## START INFORMATION SHOWN

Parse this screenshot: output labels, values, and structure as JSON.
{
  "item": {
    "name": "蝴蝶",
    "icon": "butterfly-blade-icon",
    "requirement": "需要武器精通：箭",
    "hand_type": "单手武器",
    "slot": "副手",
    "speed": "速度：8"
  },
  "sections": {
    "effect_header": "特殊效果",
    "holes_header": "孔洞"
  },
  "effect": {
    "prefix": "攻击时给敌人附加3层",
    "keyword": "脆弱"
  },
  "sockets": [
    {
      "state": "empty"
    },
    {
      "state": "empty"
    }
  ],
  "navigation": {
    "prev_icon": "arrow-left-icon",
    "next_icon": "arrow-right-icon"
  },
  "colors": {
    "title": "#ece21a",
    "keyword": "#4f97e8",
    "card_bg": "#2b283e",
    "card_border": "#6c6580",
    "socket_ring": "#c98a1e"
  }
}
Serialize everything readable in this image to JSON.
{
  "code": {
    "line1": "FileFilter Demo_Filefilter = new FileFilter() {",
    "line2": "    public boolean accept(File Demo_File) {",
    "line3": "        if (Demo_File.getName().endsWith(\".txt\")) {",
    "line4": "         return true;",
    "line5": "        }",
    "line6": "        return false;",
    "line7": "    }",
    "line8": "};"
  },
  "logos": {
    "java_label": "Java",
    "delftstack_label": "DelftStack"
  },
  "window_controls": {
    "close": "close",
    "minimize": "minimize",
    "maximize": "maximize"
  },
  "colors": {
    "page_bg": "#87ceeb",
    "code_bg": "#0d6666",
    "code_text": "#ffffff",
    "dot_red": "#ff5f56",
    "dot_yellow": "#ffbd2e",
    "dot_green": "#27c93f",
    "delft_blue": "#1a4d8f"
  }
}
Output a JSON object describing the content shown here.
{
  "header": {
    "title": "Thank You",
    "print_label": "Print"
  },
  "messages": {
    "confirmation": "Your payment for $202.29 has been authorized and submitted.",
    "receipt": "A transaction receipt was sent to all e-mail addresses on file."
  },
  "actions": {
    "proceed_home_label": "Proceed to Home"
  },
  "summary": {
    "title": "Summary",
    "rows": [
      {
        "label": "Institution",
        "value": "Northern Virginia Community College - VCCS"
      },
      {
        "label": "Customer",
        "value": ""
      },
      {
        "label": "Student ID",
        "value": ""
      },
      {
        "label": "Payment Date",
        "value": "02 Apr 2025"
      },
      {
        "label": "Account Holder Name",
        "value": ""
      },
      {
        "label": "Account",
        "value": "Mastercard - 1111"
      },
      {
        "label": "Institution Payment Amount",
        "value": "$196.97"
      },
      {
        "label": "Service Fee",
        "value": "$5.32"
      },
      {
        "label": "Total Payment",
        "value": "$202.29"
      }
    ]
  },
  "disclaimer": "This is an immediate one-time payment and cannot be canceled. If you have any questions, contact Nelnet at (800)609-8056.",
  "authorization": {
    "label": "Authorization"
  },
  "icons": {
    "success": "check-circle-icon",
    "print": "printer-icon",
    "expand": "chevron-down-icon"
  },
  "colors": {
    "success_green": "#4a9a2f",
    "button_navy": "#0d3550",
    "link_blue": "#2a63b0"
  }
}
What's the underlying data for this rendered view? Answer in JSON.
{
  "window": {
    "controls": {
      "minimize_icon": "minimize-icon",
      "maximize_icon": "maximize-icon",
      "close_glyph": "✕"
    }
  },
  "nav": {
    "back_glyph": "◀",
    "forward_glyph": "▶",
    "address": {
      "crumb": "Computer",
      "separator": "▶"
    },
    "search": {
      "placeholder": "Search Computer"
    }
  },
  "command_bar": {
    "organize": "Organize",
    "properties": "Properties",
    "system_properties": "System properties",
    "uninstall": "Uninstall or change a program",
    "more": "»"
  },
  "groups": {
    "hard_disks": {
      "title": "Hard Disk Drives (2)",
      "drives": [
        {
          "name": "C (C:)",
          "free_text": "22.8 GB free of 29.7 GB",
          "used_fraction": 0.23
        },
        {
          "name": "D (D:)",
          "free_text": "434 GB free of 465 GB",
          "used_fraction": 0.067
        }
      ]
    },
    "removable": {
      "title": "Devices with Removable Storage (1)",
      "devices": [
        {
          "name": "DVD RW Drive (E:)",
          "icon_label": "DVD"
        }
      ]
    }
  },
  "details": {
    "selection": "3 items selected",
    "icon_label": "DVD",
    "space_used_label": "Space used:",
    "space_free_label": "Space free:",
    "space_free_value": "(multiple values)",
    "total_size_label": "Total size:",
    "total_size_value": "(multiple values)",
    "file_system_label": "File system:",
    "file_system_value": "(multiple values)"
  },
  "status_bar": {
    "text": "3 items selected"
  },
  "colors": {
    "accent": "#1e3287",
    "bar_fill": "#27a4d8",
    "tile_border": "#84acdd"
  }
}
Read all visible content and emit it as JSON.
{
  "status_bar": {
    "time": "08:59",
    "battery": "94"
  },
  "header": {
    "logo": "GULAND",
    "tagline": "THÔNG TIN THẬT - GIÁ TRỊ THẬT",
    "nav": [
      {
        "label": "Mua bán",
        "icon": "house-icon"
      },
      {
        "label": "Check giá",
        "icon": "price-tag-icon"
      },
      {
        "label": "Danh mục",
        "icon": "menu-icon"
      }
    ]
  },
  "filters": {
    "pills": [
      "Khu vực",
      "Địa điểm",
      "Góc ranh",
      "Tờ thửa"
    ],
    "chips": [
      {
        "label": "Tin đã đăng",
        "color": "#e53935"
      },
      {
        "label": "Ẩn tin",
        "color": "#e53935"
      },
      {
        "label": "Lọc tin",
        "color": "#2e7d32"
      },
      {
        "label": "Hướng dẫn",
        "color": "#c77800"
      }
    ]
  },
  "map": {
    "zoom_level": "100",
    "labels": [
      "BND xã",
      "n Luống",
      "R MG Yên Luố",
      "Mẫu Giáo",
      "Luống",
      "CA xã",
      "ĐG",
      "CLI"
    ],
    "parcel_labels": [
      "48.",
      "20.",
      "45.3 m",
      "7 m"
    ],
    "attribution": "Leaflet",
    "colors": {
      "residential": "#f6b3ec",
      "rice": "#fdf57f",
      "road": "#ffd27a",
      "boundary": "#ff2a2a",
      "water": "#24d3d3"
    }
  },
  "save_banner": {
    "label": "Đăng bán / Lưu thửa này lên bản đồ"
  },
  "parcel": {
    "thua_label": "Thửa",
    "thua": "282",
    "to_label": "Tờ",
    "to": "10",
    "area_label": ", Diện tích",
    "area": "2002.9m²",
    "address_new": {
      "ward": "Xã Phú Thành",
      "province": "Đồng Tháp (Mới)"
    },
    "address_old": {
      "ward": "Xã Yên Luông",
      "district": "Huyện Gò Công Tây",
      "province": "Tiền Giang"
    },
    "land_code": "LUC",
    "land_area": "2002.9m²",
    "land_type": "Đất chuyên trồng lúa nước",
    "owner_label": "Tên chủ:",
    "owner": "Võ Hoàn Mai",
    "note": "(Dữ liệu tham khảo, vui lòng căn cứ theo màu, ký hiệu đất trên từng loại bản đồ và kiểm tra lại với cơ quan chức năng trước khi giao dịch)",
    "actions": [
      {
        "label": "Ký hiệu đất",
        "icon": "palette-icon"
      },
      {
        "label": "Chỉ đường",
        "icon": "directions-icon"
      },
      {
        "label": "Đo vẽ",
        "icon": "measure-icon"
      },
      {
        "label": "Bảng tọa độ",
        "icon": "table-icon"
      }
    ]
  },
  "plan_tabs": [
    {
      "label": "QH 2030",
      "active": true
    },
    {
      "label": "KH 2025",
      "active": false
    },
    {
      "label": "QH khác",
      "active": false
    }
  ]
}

## END INFORMATION SHOWN

## TASK BRIEF
Give back the data above exactly as it appears.

## RESULT
Parse this screenshot: output labels, values, and structure as JSON.
{
  "item": {
    "name": "蝴蝶",
    "icon": "butterfly-blade-icon",
    "requirement": "需要武器精通：箭",
    "hand_type": "单手武器",
    "slot": "副手",
    "speed": "速度：8"
  },
  "sections": {
    "effect_header": "特殊效果",
    "holes_header": "孔洞"
  },
  "effect": {
    "prefix": "攻击时给敌人附加3层",
    "keyword": "脆弱"
  },
  "sockets": [
    {
      "state": "empty"
    },
    {
      "state": "empty"
    }
  ],
  "navigation": {
    "prev_icon": "arrow-left-icon",
    "next_icon": "arrow-right-icon"
  },
  "colors": {
    "title": "#ece21a",
    "keyword": "#4f97e8",
    "card_bg": "#2b283e",
    "card_border": "#6c6580",
    "socket_ring": "#c98a1e"
  }
}
Serialize everything readable in this image to JSON.
{
  "code": {
    "line1": "FileFilter Demo_Filefilter = new FileFilter() {",
    "line2": "    public boolean accept(File Demo_File) {",
    "line3": "        if (Demo_File.getName().endsWith(\".txt\")) {",
    "line4": "         return true;",
    "line5": "        }",
    "line6": "        return false;",
    "line7": "    }",
    "line8": "};"
  },
  "logos": {
    "java_label": "Java",
    "delftstack_label": "DelftStack"
  },
  "window_controls": {
    "close": "close",
    "minimize": "minimize",
    "maximize": "maximize"
  },
  "colors": {
    "page_bg": "#87ceeb",
    "code_bg": "#0d6666",
    "code_text": "#ffffff",
    "dot_red": "#ff5f56",
    "dot_yellow": "#ffbd2e",
    "dot_green": "#27c93f",
    "delft_blue": "#1a4d8f"
  }
}
Output a JSON object describing the content shown here.
{
  "header": {
    "title": "Thank You",
    "print_label": "Print"
  },
  "messages": {
    "confirmation": "Your payment for $202.29 has been authorized and submitted.",
    "receipt": "A transaction receipt was sent to all e-mail addresses on file."
  },
  "actions": {
    "proceed_home_label": "Proceed to Home"
  },
  "summary": {
    "title": "Summary",
    "rows": [
      {
        "label": "Institution",
        "value": "Northern Virginia Community College - VCCS"
      },
      {
        "label": "Customer",
        "value": ""
      },
      {
        "label": "Student ID",
        "value": ""
      },
      {
        "label": "Payment Date",
        "value": "02 Apr 2025"
      },
      {
        "label": "Account Holder Name",
        "value": ""
      },
      {
        "label": "Account",
        "value": "Mastercard - 1111"
      },
      {
        "label": "Institution Payment Amount",
        "value": "$196.97"
      },
      {
        "label": "Service Fee",
        "value": "$5.32"
      },
      {
        "label": "Total Payment",
        "value": "$202.29"
      }
    ]
  },
  "disclaimer": "This is an immediate one-time payment and cannot be canceled. If you have any questions, contact Nelnet at (800)609-8056.",
  "authorization": {
    "label": "Authorization"
  },
  "icons": {
    "success": "check-circle-icon",
    "print": "printer-icon",
    "expand": "chevron-down-icon"
  },
  "colors": {
    "success_green": "#4a9a2f",
    "button_navy": "#0d3550",
    "link_blue": "#2a63b0"
  }
}
What's the underlying data for this rendered view? Answer in JSON.
{
  "window": {
    "controls": {
      "minimize_icon": "minimize-icon",
      "maximize_icon": "maximize-icon",
      "close_glyph": "✕"
    }
  },
  "nav": {
    "back_glyph": "◀",
    "forward_glyph": "▶",
    "address": {
      "crumb": "Computer",
      "separator": "▶"
    },
    "search": {
      "placeholder": "Search Computer"
    }
  },
  "command_bar": {
    "organize": "Organize",
    "properties": "Properties",
    "system_properties": "System properties",
    "uninstall": "Uninstall or change a program",
    "more": "»"
  },
  "groups": {
    "hard_disks": {
      "title": "Hard Disk Drives (2)",
      "drives": [
        {
          "name": "C (C:)",
          "free_text": "22.8 GB free of 29.7 GB",
          "used_fraction": 0.23
        },
        {
          "name": "D (D:)",
          "free_text": "434 GB free of 465 GB",
          "used_fraction": 0.067
        }
      ]
    },
    "removable": {
      "title": "Devices with Removable Storage (1)",
      "devices": [
        {
          "name": "DVD RW Drive (E:)",
          "icon_label": "DVD"
        }
      ]
    }
  },
  "details": {
    "selection": "3 items selected",
    "icon_label": "DVD",
    "space_used_label": "Space used:",
    "space_free_label": "Space free:",
    "space_free_value": "(multiple values)",
    "total_size_label": "Total size:",
    "total_size_value": "(multiple values)",
    "file_system_label": "File system:",
    "file_system_value": "(multiple values)"
  },
  "status_bar": {
    "text": "3 items selected"
  },
  "colors": {
    "accent": "#1e3287",
    "bar_fill": "#27a4d8",
    "tile_border": "#84acdd"
  }
}
Read all visible content and emit it as JSON.
{
  "status_bar": {
    "time": "08:59",
    "battery": "94"
  },
  "header": {
    "logo": "GULAND",
    "tagline": "THÔNG TIN THẬT - GIÁ TRỊ THẬT",
    "nav": [
      {
        "label": "Mua bán",
        "icon": "house-icon"
      },
      {
        "label": "Check giá",
        "icon": "price-tag-icon"
      },
      {
        "label": "Danh mục",
        "icon": "menu-icon"
      }
    ]
  },
  "filters": {
    "pills": [
      "Khu vực",
      "Địa điểm",
      "Góc ranh",
      "Tờ thửa"
    ],
    "chips": [
      {
        "label": "Tin đã đăng",
        "color": "#e53935"
      },
      {
        "label": "Ẩn tin",
        "color": "#e53935"
      },
      {
        "label": "Lọc tin",
        "color": "#2e7d32"
      },
      {
        "label": "Hướng dẫn",
        "color": "#c77800"
      }
    ]
  },
  "map": {
    "zoom_level": "100",
    "labels": [
      "BND xã",
      "n Luống",
      "R MG Yên Luố",
      "Mẫu Giáo",
      "Luống",
      "CA xã",
      "ĐG",
      "CLI"
    ],
    "parcel_labels": [
      "48.",
      "20.",
      "45.3 m",
      "7 m"
    ],
    "attribution": "Leaflet",
    "colors": {
      "residential": "#f6b3ec",
      "rice": "#fdf57f",
      "road": "#ffd27a",
      "boundary": "#ff2a2a",
      "water": "#24d3d3"
    }
  },
  "save_banner": {
    "label": "Đăng bán / Lưu thửa này lên bản đồ"
  },
  "parcel": {
    "thua_label": "Thửa",
    "thua": "282",
    "to_label": "Tờ",
    "to": "10",
    "area_label": ", Diện tích",
    "area": "2002.9m²",
    "address_new": {
      "ward": "Xã Phú Thành",
      "province": "Đồng Tháp (Mới)"
    },
    "address_old": {
      "ward": "Xã Yên Luông",
      "district": "Huyện Gò Công Tây",
      "province": "Tiền Giang"
    },
    "land_code": "LUC",
    "land_area": "2002.9m²",
    "land_type": "Đất chuyên trồng lúa nước",
    "owner_label": "Tên chủ:",
    "owner": "Võ Hoàn Mai",
    "note": "(Dữ liệu tham khảo, vui lòng căn cứ theo màu, ký hiệu đất trên từng loại bản đồ và kiểm tra lại với cơ quan chức năng trước khi giao dịch)",
    "actions": [
      {
        "label": "Ký hiệu đất",
        "icon": "palette-icon"
      },
      {
        "label": "Chỉ đường",
        "icon": "directions-icon"
      },
      {
        "label": "Đo vẽ",
        "icon": "measure-icon"
      },
      {
        "label": "Bảng tọa độ",
        "icon": "table-icon"
      }
    ]
  },
  "plan_tabs": [
    {
      "label": "QH 2030",
      "active": true
    },
    {
      "label": "KH 2025",
      "active": false
    },
    {
      "label": "QH khác",
      "active": false
    }
  ]
}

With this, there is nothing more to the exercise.